- Your objective: Copy each line where the word "Noah" occurs.

- Raw records:
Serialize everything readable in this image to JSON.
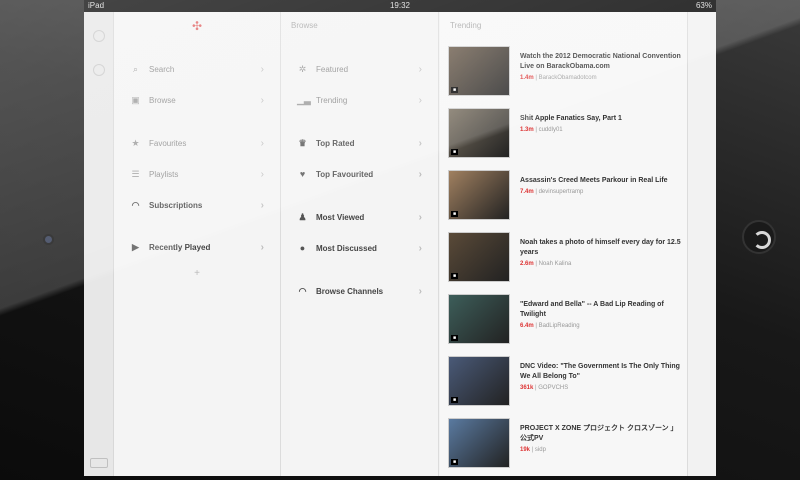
{
  "status": {
    "carrier": "iPad",
    "time": "19:32",
    "battery": "63%"
  },
  "col1": {
    "items": [
      {
        "label": "Search",
        "icon": "search-icon"
      },
      {
        "label": "Browse",
        "icon": "tv-icon"
      },
      {
        "label": "Favourites",
        "icon": "star-icon"
      },
      {
        "label": "Playlists",
        "icon": "list-icon"
      },
      {
        "label": "Subscriptions",
        "icon": "wifi-icon"
      },
      {
        "label": "Recently Played",
        "icon": "play-icon"
      }
    ],
    "add_label": "+"
  },
  "col2": {
    "header": "Browse",
    "items": [
      {
        "label": "Featured"
      },
      {
        "label": "Trending"
      },
      {
        "label": "Top Rated"
      },
      {
        "label": "Top Favourited"
      },
      {
        "label": "Most Viewed"
      },
      {
        "label": "Most Discussed"
      },
      {
        "label": "Browse Channels"
      }
    ]
  },
  "col3": {
    "header": "Trending",
    "videos": [
      {
        "title": "Watch the 2012 Democratic National Convention Live on BarackObama.com",
        "views": "1.4m",
        "channel": "BarackObamadotcom",
        "thumb": "#6b5b4a"
      },
      {
        "title": "Shit Apple Fanatics Say, Part 1",
        "views": "1.3m",
        "channel": "cuddly01",
        "thumb": "#7a7060"
      },
      {
        "title": "Assassin's Creed Meets Parkour in Real Life",
        "views": "7.4m",
        "channel": "devinsupertramp",
        "thumb": "#a08060"
      },
      {
        "title": "Noah takes a photo of himself every day for 12.5 years",
        "views": "2.6m",
        "channel": "Noah Kalina",
        "thumb": "#5a4a38"
      },
      {
        "title": "\"Edward and Bella\" -- A Bad Lip Reading of Twilight",
        "views": "6.4m",
        "channel": "BadLipReading",
        "thumb": "#3d5e5a"
      },
      {
        "title": "DNC Video: \"The Government Is The Only Thing We All Belong To\"",
        "views": "361k",
        "channel": "GOPVCHS",
        "thumb": "#4a5a78"
      },
      {
        "title": "PROJECT X ZONE プロジェクト クロスゾーン 」 公式PV",
        "views": "19k",
        "channel": "sidp",
        "thumb": "#5a7aa0"
      }
    ]
  }
}
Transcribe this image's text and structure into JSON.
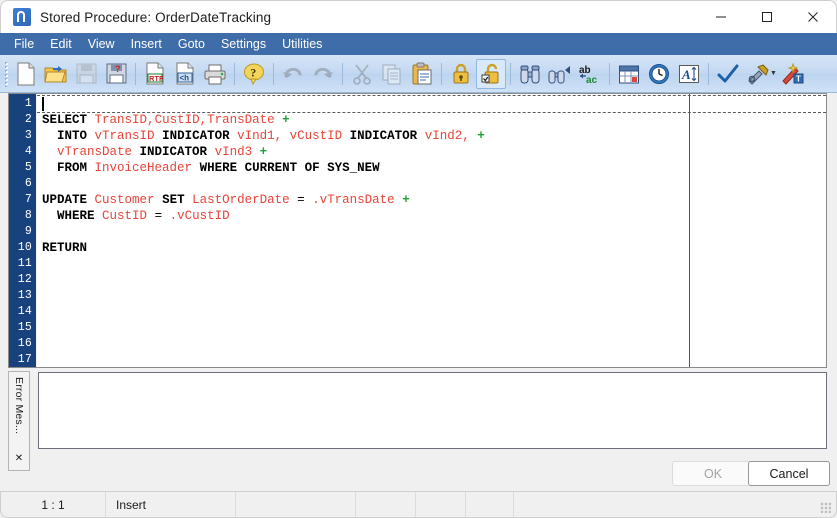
{
  "window": {
    "title": "Stored Procedure: OrderDateTracking",
    "app_icon": "app-icon",
    "controls": {
      "minimize": "minimize-icon",
      "maximize": "maximize-icon",
      "close": "close-icon"
    }
  },
  "menubar": {
    "items": [
      {
        "label": "File"
      },
      {
        "label": "Edit"
      },
      {
        "label": "View"
      },
      {
        "label": "Insert"
      },
      {
        "label": "Goto"
      },
      {
        "label": "Settings"
      },
      {
        "label": "Utilities"
      }
    ]
  },
  "toolbar": {
    "buttons": [
      {
        "name": "new-document-icon",
        "tooltip": "New",
        "enabled": true
      },
      {
        "name": "open-folder-icon",
        "tooltip": "Open",
        "enabled": true
      },
      {
        "name": "save-disk-icon",
        "tooltip": "Save",
        "enabled": false
      },
      {
        "name": "save-as-icon",
        "tooltip": "Save As",
        "enabled": true
      },
      {
        "name": "export-rtf-icon",
        "tooltip": "Export RTF",
        "enabled": true
      },
      {
        "name": "export-html-icon",
        "tooltip": "Export HTML",
        "enabled": true
      },
      {
        "name": "print-icon",
        "tooltip": "Print",
        "enabled": true
      },
      {
        "name": "help-question-icon",
        "tooltip": "Help",
        "enabled": true
      },
      {
        "name": "undo-icon",
        "tooltip": "Undo",
        "enabled": false
      },
      {
        "name": "redo-icon",
        "tooltip": "Redo",
        "enabled": false
      },
      {
        "name": "cut-scissors-icon",
        "tooltip": "Cut",
        "enabled": false
      },
      {
        "name": "copy-icon",
        "tooltip": "Copy",
        "enabled": false
      },
      {
        "name": "paste-clipboard-icon",
        "tooltip": "Paste",
        "enabled": true
      },
      {
        "name": "lock-closed-icon",
        "tooltip": "Lock",
        "enabled": true
      },
      {
        "name": "lock-open-icon",
        "tooltip": "Unlock",
        "enabled": true,
        "active": true
      },
      {
        "name": "find-binoculars-icon",
        "tooltip": "Find",
        "enabled": true
      },
      {
        "name": "find-next-icon",
        "tooltip": "Find Next",
        "enabled": true
      },
      {
        "name": "replace-abac-icon",
        "tooltip": "Replace",
        "enabled": true
      },
      {
        "name": "calendar-icon",
        "tooltip": "Date",
        "enabled": true
      },
      {
        "name": "clock-icon",
        "tooltip": "Time",
        "enabled": true
      },
      {
        "name": "font-icon",
        "tooltip": "Font",
        "enabled": true
      },
      {
        "name": "check-validate-icon",
        "tooltip": "Validate",
        "enabled": true
      },
      {
        "name": "tools-hammer-icon",
        "tooltip": "Tools",
        "enabled": true,
        "has_dropdown": true
      },
      {
        "name": "wizard-wand-icon",
        "tooltip": "Wizard",
        "enabled": true
      }
    ]
  },
  "editor": {
    "gutter_lines": [
      "1",
      "2",
      "3",
      "4",
      "5",
      "6",
      "7",
      "8",
      "9",
      "10",
      "11",
      "12",
      "13",
      "14",
      "15",
      "16",
      "17"
    ],
    "caret_line": 1,
    "code_lines": [
      {
        "n": 1,
        "tokens": []
      },
      {
        "n": 2,
        "tokens": [
          {
            "t": "SELECT",
            "c": "kw"
          },
          {
            "t": " ",
            "c": "op"
          },
          {
            "t": "TransID",
            "c": "id"
          },
          {
            "t": ",",
            "c": "id"
          },
          {
            "t": "CustID",
            "c": "id"
          },
          {
            "t": ",",
            "c": "id"
          },
          {
            "t": "TransDate",
            "c": "id"
          },
          {
            "t": " ",
            "c": "op"
          },
          {
            "t": "+",
            "c": "plus"
          }
        ]
      },
      {
        "n": 3,
        "tokens": [
          {
            "t": "  ",
            "c": "op"
          },
          {
            "t": "INTO",
            "c": "kw"
          },
          {
            "t": " ",
            "c": "op"
          },
          {
            "t": "vTransID",
            "c": "id"
          },
          {
            "t": " ",
            "c": "op"
          },
          {
            "t": "INDICATOR",
            "c": "kw"
          },
          {
            "t": " ",
            "c": "op"
          },
          {
            "t": "vInd1,",
            "c": "id"
          },
          {
            "t": " ",
            "c": "op"
          },
          {
            "t": "vCustID",
            "c": "id"
          },
          {
            "t": " ",
            "c": "op"
          },
          {
            "t": "INDICATOR",
            "c": "kw"
          },
          {
            "t": " ",
            "c": "op"
          },
          {
            "t": "vInd2,",
            "c": "id"
          },
          {
            "t": " ",
            "c": "op"
          },
          {
            "t": "+",
            "c": "plus"
          }
        ]
      },
      {
        "n": 4,
        "tokens": [
          {
            "t": "  ",
            "c": "op"
          },
          {
            "t": "vTransDate",
            "c": "id"
          },
          {
            "t": " ",
            "c": "op"
          },
          {
            "t": "INDICATOR",
            "c": "kw"
          },
          {
            "t": " ",
            "c": "op"
          },
          {
            "t": "vInd3",
            "c": "id"
          },
          {
            "t": " ",
            "c": "op"
          },
          {
            "t": "+",
            "c": "plus"
          }
        ]
      },
      {
        "n": 5,
        "tokens": [
          {
            "t": "  ",
            "c": "op"
          },
          {
            "t": "FROM",
            "c": "kw"
          },
          {
            "t": " ",
            "c": "op"
          },
          {
            "t": "InvoiceHeader",
            "c": "id"
          },
          {
            "t": " ",
            "c": "op"
          },
          {
            "t": "WHERE CURRENT OF SYS_NEW",
            "c": "kw"
          }
        ]
      },
      {
        "n": 6,
        "tokens": []
      },
      {
        "n": 7,
        "tokens": [
          {
            "t": "UPDATE",
            "c": "kw"
          },
          {
            "t": " ",
            "c": "op"
          },
          {
            "t": "Customer",
            "c": "id"
          },
          {
            "t": " ",
            "c": "op"
          },
          {
            "t": "SET",
            "c": "kw"
          },
          {
            "t": " ",
            "c": "op"
          },
          {
            "t": "LastOrderDate",
            "c": "id"
          },
          {
            "t": " ",
            "c": "op"
          },
          {
            "t": "=",
            "c": "op"
          },
          {
            "t": " ",
            "c": "op"
          },
          {
            "t": ".vTransDate",
            "c": "id"
          },
          {
            "t": " ",
            "c": "op"
          },
          {
            "t": "+",
            "c": "plus"
          }
        ]
      },
      {
        "n": 8,
        "tokens": [
          {
            "t": "  ",
            "c": "op"
          },
          {
            "t": "WHERE",
            "c": "kw"
          },
          {
            "t": " ",
            "c": "op"
          },
          {
            "t": "CustID",
            "c": "id"
          },
          {
            "t": " ",
            "c": "op"
          },
          {
            "t": "=",
            "c": "op"
          },
          {
            "t": " ",
            "c": "op"
          },
          {
            "t": ".vCustID",
            "c": "id"
          }
        ]
      },
      {
        "n": 9,
        "tokens": []
      },
      {
        "n": 10,
        "tokens": [
          {
            "t": "RETURN",
            "c": "kw"
          }
        ]
      },
      {
        "n": 11,
        "tokens": []
      },
      {
        "n": 12,
        "tokens": []
      },
      {
        "n": 13,
        "tokens": []
      },
      {
        "n": 14,
        "tokens": []
      },
      {
        "n": 15,
        "tokens": []
      },
      {
        "n": 16,
        "tokens": []
      },
      {
        "n": 17,
        "tokens": []
      }
    ]
  },
  "error_panel": {
    "tab_label": "Error Mes...",
    "close_label": "✕",
    "content": ""
  },
  "buttons": {
    "ok_label": "OK",
    "ok_enabled": false,
    "cancel_label": "Cancel",
    "cancel_enabled": true
  },
  "statusbar": {
    "position": "1 : 1",
    "mode": "Insert",
    "cell3": "",
    "cell4": "",
    "cell5": "",
    "cell6": "",
    "cell7": ""
  },
  "colors": {
    "menubar_blue": "#3f6da9",
    "gutter_navy": "#17427e",
    "identifier_red": "#e8443a",
    "operator_green": "#1fa03c",
    "toolbar_blue": "#c3d9f2"
  }
}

- Answer to this problem:
        "title": "Noah takes a photo of himself every day for 12.5 years",
        "channel": "Noah Kalina",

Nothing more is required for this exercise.